[Entries from a visual dataset]
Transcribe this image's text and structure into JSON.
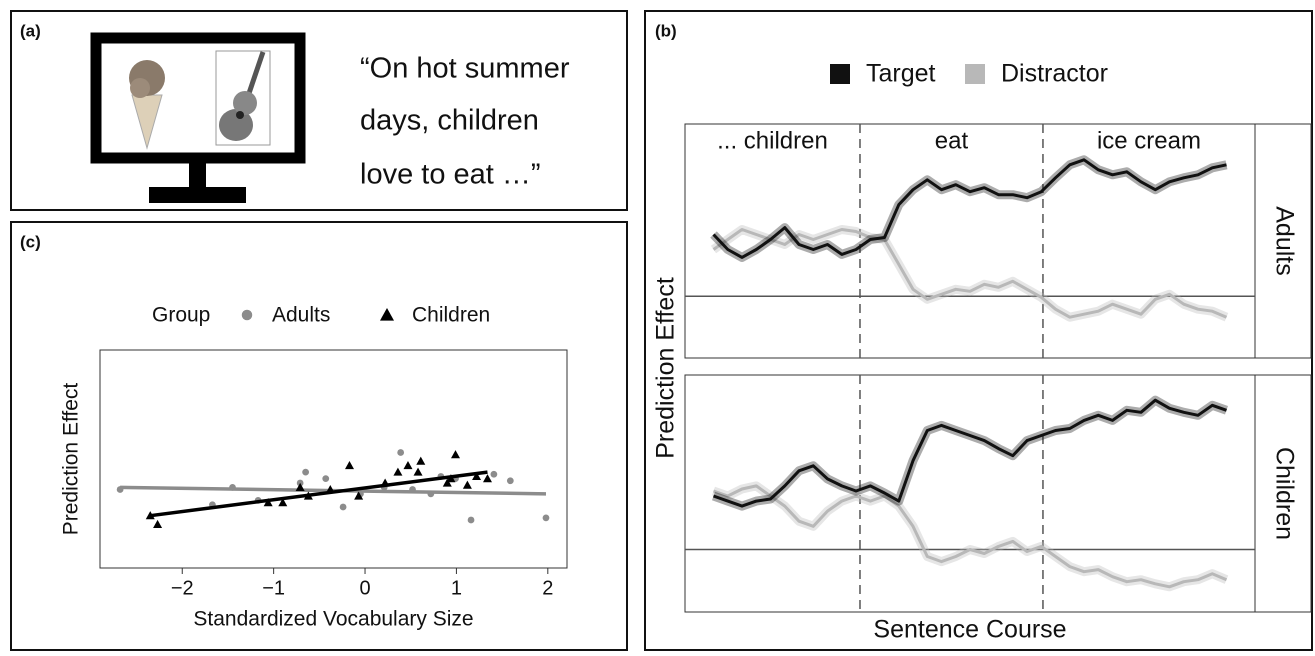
{
  "stimulus": {
    "panel_label": "(a)",
    "sentence": [
      "“On hot summer",
      "days, children",
      "love to eat …”"
    ]
  },
  "chart_data": [
    {
      "type": "line",
      "panel_label": "(b)",
      "xlabel": "Sentence Course",
      "ylabel": "Prediction Effect",
      "legend": "top",
      "series": [
        {
          "name": "Target",
          "color": "#111111"
        },
        {
          "name": "Distractor",
          "color": "#b8b8b8"
        }
      ],
      "x": [
        5,
        7.5,
        10,
        12.5,
        15,
        17.5,
        20,
        22.5,
        25,
        27.5,
        30,
        32.5,
        35,
        37.5,
        40,
        42.5,
        45,
        47.5,
        50,
        52.5,
        55,
        57.5,
        60,
        62.5,
        65,
        67.5,
        70,
        72.5,
        75,
        77.5,
        80,
        82.5,
        85,
        87.5,
        90,
        92.5,
        95
      ],
      "xlim": [
        0,
        100
      ],
      "ylim": [
        -0.62,
        1.73
      ],
      "hline": 0,
      "vlines": [
        30.7,
        62.8
      ],
      "region_labels": [
        "... children",
        "eat",
        "ice cream"
      ],
      "facets": [
        {
          "name": "Adults",
          "series": [
            {
              "values": [
                0.62,
                0.47,
                0.39,
                0.47,
                0.57,
                0.69,
                0.52,
                0.47,
                0.52,
                0.42,
                0.47,
                0.57,
                0.59,
                0.92,
                1.07,
                1.17,
                1.07,
                1.12,
                1.05,
                1.09,
                1.02,
                1.02,
                0.99,
                1.05,
                1.19,
                1.32,
                1.37,
                1.27,
                1.22,
                1.25,
                1.15,
                1.07,
                1.15,
                1.19,
                1.22,
                1.29,
                1.32
              ]
            },
            {
              "values": [
                0.47,
                0.57,
                0.67,
                0.62,
                0.57,
                0.52,
                0.62,
                0.57,
                0.62,
                0.67,
                0.65,
                0.59,
                0.57,
                0.32,
                0.07,
                -0.03,
                0.02,
                0.07,
                0.05,
                0.12,
                0.09,
                0.15,
                0.07,
                -0.01,
                -0.13,
                -0.21,
                -0.18,
                -0.15,
                -0.08,
                -0.13,
                -0.18,
                -0.03,
                0.02,
                -0.08,
                -0.13,
                -0.15,
                -0.21
              ]
            }
          ]
        },
        {
          "name": "Children",
          "series": [
            {
              "values": [
                0.53,
                0.48,
                0.43,
                0.48,
                0.5,
                0.63,
                0.78,
                0.83,
                0.7,
                0.63,
                0.58,
                0.63,
                0.56,
                0.48,
                0.88,
                1.18,
                1.23,
                1.18,
                1.13,
                1.08,
                1.0,
                0.93,
                1.08,
                1.13,
                1.18,
                1.2,
                1.28,
                1.33,
                1.28,
                1.38,
                1.36,
                1.48,
                1.4,
                1.36,
                1.33,
                1.43,
                1.38
              ]
            },
            {
              "values": [
                0.58,
                0.53,
                0.6,
                0.63,
                0.53,
                0.43,
                0.28,
                0.23,
                0.38,
                0.48,
                0.53,
                0.48,
                0.53,
                0.43,
                0.23,
                -0.07,
                -0.12,
                -0.07,
                0,
                -0.04,
                0.03,
                0.08,
                -0.02,
                0.03,
                -0.07,
                -0.17,
                -0.22,
                -0.2,
                -0.27,
                -0.32,
                -0.3,
                -0.34,
                -0.37,
                -0.32,
                -0.3,
                -0.24,
                -0.3
              ]
            }
          ]
        }
      ]
    },
    {
      "type": "scatter",
      "panel_label": "(c)",
      "xlabel": "Standardized Vocabulary Size",
      "ylabel": "Prediction Effect",
      "legend_title": "Group",
      "legend": "top",
      "xlim": [
        -2.9,
        2.21
      ],
      "ylim": [
        0,
        1
      ],
      "xticks": [
        {
          "value": -2,
          "label": "−2"
        },
        {
          "value": -1,
          "label": "−1"
        },
        0,
        1,
        2
      ],
      "series": [
        {
          "name": "Adults",
          "color": "#8c8c8c",
          "marker": "circle",
          "x": [
            -2.68,
            -1.67,
            -1.45,
            -1.17,
            -0.71,
            -0.65,
            -0.43,
            -0.24,
            -0.05,
            0.21,
            0.39,
            0.52,
            0.72,
            0.83,
            0.99,
            1.16,
            1.41,
            1.59,
            1.98
          ],
          "values": [
            0.36,
            0.29,
            0.37,
            0.31,
            0.39,
            0.44,
            0.41,
            0.28,
            0.34,
            0.37,
            0.53,
            0.36,
            0.34,
            0.42,
            0.41,
            0.22,
            0.43,
            0.4,
            0.23
          ],
          "fit": {
            "x": [
              -2.68,
              1.98
            ],
            "values": [
              0.37,
              0.34
            ]
          }
        },
        {
          "name": "Children",
          "color": "#000000",
          "marker": "triangle",
          "x": [
            -2.35,
            -2.27,
            -1.06,
            -0.9,
            -0.71,
            -0.62,
            -0.38,
            -0.17,
            -0.07,
            0.22,
            0.36,
            0.47,
            0.58,
            0.61,
            0.9,
            0.94,
            0.99,
            1.12,
            1.22,
            1.34
          ],
          "values": [
            0.24,
            0.2,
            0.3,
            0.3,
            0.37,
            0.33,
            0.36,
            0.47,
            0.33,
            0.39,
            0.44,
            0.47,
            0.44,
            0.49,
            0.39,
            0.41,
            0.52,
            0.38,
            0.42,
            0.41
          ],
          "fit": {
            "x": [
              -2.35,
              1.34
            ],
            "values": [
              0.24,
              0.44
            ]
          }
        }
      ]
    }
  ]
}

§ WHAT YOU WILL DO: Find the string "color" in the records, then copy each line where it occurs.

§ COMPLETE OUTPUT:
          "color": "#111111"
          "color": "#b8b8b8"
          "color": "#8c8c8c",
          "color": "#000000",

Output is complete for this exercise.